** begin Record excerpts **
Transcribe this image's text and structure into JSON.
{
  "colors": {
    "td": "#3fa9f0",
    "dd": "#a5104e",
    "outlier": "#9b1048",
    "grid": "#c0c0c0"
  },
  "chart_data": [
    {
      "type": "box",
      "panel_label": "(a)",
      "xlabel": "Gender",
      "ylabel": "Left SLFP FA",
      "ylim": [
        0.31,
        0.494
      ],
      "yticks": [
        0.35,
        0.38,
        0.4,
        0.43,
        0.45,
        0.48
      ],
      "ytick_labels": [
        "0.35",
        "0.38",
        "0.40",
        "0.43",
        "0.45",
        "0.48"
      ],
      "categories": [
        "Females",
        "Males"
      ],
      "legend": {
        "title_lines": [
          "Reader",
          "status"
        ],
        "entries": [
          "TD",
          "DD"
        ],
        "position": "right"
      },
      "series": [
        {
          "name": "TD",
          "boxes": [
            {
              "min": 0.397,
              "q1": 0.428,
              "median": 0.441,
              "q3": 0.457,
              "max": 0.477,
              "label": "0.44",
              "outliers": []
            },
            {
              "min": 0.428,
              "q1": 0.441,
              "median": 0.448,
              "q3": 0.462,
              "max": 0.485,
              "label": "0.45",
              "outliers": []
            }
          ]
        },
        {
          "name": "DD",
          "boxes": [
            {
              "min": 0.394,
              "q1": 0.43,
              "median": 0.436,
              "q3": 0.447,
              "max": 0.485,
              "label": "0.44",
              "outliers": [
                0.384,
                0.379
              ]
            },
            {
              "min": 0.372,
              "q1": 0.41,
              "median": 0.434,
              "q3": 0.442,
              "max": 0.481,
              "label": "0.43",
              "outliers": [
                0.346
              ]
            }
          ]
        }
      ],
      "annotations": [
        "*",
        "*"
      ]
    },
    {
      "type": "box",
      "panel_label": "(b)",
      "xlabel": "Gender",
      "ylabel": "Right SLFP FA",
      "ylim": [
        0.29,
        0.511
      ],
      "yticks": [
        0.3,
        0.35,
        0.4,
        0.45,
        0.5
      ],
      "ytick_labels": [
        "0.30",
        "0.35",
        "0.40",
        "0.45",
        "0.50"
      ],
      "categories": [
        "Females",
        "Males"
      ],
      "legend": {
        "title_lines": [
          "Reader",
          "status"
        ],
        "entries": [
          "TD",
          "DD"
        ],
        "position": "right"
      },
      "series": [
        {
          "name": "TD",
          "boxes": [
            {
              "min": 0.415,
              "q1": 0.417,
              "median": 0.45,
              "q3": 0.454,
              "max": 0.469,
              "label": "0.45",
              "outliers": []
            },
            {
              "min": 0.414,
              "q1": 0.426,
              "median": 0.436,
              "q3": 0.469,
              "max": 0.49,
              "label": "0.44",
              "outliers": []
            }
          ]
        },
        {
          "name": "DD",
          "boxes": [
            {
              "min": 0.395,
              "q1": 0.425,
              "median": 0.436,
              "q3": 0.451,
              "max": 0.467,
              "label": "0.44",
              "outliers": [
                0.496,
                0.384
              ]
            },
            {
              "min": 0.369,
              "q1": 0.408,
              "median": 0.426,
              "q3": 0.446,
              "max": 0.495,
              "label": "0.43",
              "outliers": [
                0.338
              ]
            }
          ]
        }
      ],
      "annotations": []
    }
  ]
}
** end Record excerpts **
- What to do -
Search the lines above for the string "SLFP", then show every one that has it.

- Correct output -
      "ylabel": "Left SLFP FA",
      "ylabel": "Right SLFP FA",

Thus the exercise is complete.